▶ REQUEST: Reproduce each line of the material precisely.

▶ MATERIAL FOR THE TASK:
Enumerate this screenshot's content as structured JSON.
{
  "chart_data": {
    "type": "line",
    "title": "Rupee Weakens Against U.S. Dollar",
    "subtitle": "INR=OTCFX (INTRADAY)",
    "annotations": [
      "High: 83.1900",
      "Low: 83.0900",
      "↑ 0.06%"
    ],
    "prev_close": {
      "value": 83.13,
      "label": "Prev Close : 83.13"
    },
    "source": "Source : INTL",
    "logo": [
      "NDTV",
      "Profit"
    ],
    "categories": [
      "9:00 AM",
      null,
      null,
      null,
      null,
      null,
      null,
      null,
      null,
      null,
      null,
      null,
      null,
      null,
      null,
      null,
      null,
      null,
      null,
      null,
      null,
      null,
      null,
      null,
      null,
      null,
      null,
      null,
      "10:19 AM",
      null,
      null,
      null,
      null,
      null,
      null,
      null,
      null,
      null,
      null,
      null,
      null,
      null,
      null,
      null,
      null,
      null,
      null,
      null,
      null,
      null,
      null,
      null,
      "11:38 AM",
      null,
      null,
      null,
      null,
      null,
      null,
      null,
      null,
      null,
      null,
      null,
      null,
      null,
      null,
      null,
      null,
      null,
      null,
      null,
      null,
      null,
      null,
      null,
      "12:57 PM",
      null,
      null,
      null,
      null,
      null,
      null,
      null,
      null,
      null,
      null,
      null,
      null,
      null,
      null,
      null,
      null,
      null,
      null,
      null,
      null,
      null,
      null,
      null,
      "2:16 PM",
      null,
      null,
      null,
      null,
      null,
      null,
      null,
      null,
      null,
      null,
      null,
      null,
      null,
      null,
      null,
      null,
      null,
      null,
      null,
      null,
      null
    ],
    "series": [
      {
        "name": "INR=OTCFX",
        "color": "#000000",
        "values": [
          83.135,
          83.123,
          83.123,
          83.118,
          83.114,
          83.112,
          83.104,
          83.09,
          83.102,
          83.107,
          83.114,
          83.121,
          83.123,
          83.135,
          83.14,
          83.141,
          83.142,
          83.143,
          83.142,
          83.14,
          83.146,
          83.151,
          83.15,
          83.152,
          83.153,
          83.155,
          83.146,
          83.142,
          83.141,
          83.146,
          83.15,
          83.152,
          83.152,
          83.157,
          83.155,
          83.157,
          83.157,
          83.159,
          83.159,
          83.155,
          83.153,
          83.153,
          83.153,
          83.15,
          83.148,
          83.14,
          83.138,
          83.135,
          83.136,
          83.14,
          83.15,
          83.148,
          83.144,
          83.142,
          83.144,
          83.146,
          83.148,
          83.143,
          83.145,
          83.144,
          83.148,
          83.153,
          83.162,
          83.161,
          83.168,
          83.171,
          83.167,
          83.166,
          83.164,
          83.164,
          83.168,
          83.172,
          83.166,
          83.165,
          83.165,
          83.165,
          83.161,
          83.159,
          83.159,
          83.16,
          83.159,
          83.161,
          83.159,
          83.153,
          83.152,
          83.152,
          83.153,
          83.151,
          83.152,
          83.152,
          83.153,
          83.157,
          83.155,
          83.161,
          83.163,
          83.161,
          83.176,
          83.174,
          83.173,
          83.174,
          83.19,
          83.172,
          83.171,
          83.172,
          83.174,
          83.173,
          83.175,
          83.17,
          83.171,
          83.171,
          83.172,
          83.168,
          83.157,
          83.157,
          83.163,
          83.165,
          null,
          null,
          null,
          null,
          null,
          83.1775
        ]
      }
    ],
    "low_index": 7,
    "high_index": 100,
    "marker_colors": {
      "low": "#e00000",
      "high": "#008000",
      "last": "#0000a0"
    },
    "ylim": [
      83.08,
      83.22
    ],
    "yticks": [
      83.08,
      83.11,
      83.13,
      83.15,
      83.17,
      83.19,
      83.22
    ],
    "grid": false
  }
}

▶ TASK SOLUTION:
Enumerate this screenshot's content as structured JSON.
{
  "chart_data": {
    "type": "line",
    "title": "Rupee Weakens Against U.S. Dollar",
    "subtitle": "INR=OTCFX (INTRADAY)",
    "annotations": [
      "High: 83.1900",
      "Low: 83.0900",
      "↑ 0.06%"
    ],
    "prev_close": {
      "value": 83.13,
      "label": "Prev Close : 83.13"
    },
    "source": "Source : INTL",
    "logo": [
      "NDTV",
      "Profit"
    ],
    "categories": [
      "9:00 AM",
      null,
      null,
      null,
      null,
      null,
      null,
      null,
      null,
      null,
      null,
      null,
      null,
      null,
      null,
      null,
      null,
      null,
      null,
      null,
      null,
      null,
      null,
      null,
      null,
      null,
      null,
      null,
      "10:19 AM",
      null,
      null,
      null,
      null,
      null,
      null,
      null,
      null,
      null,
      null,
      null,
      null,
      null,
      null,
      null,
      null,
      null,
      null,
      null,
      null,
      null,
      null,
      null,
      "11:38 AM",
      null,
      null,
      null,
      null,
      null,
      null,
      null,
      null,
      null,
      null,
      null,
      null,
      null,
      null,
      null,
      null,
      null,
      null,
      null,
      null,
      null,
      null,
      null,
      "12:57 PM",
      null,
      null,
      null,
      null,
      null,
      null,
      null,
      null,
      null,
      null,
      null,
      null,
      null,
      null,
      null,
      null,
      null,
      null,
      null,
      null,
      null,
      null,
      null,
      "2:16 PM",
      null,
      null,
      null,
      null,
      null,
      null,
      null,
      null,
      null,
      null,
      null,
      null,
      null,
      null,
      null,
      null,
      null,
      null,
      null,
      null,
      null
    ],
    "series": [
      {
        "name": "INR=OTCFX",
        "color": "#000000",
        "values": [
          83.135,
          83.123,
          83.123,
          83.118,
          83.114,
          83.112,
          83.104,
          83.09,
          83.102,
          83.107,
          83.114,
          83.121,
          83.123,
          83.135,
          83.14,
          83.141,
          83.142,
          83.143,
          83.142,
          83.14,
          83.146,
          83.151,
          83.15,
          83.152,
          83.153,
          83.155,
          83.146,
          83.142,
          83.141,
          83.146,
          83.15,
          83.152,
          83.152,
          83.157,
          83.155,
          83.157,
          83.157,
          83.159,
          83.159,
          83.155,
          83.153,
          83.153,
          83.153,
          83.15,
          83.148,
          83.14,
          83.138,
          83.135,
          83.136,
          83.14,
          83.15,
          83.148,
          83.144,
          83.142,
          83.144,
          83.146,
          83.148,
          83.143,
          83.145,
          83.144,
          83.148,
          83.153,
          83.162,
          83.161,
          83.168,
          83.171,
          83.167,
          83.166,
          83.164,
          83.164,
          83.168,
          83.172,
          83.166,
          83.165,
          83.165,
          83.165,
          83.161,
          83.159,
          83.159,
          83.16,
          83.159,
          83.161,
          83.159,
          83.153,
          83.152,
          83.152,
          83.153,
          83.151,
          83.152,
          83.152,
          83.153,
          83.157,
          83.155,
          83.161,
          83.163,
          83.161,
          83.176,
          83.174,
          83.173,
          83.174,
          83.19,
          83.172,
          83.171,
          83.172,
          83.174,
          83.173,
          83.175,
          83.17,
          83.171,
          83.171,
          83.172,
          83.168,
          83.157,
          83.157,
          83.163,
          83.165,
          null,
          null,
          null,
          null,
          null,
          83.1775
        ]
      }
    ],
    "low_index": 7,
    "high_index": 100,
    "marker_colors": {
      "low": "#e00000",
      "high": "#008000",
      "last": "#0000a0"
    },
    "ylim": [
      83.08,
      83.22
    ],
    "yticks": [
      83.08,
      83.11,
      83.13,
      83.15,
      83.17,
      83.19,
      83.22
    ],
    "grid": false
  }
}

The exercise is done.